— START Source data —

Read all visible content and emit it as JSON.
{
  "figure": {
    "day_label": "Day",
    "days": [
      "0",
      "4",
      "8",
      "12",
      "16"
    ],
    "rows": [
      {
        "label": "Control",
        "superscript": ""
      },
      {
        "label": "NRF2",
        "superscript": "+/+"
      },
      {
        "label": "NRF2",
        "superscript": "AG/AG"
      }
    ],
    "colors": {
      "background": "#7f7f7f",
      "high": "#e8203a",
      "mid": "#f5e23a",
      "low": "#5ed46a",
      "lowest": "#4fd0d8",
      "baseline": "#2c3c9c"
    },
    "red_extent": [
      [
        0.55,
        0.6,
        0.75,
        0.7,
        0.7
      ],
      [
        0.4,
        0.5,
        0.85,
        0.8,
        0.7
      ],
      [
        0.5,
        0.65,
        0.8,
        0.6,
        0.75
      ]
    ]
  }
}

— END Source data —

▸ Stated problem: Lines containing "superscript" are to be counted. State the total and add nothing.

▸ Output for this task: 3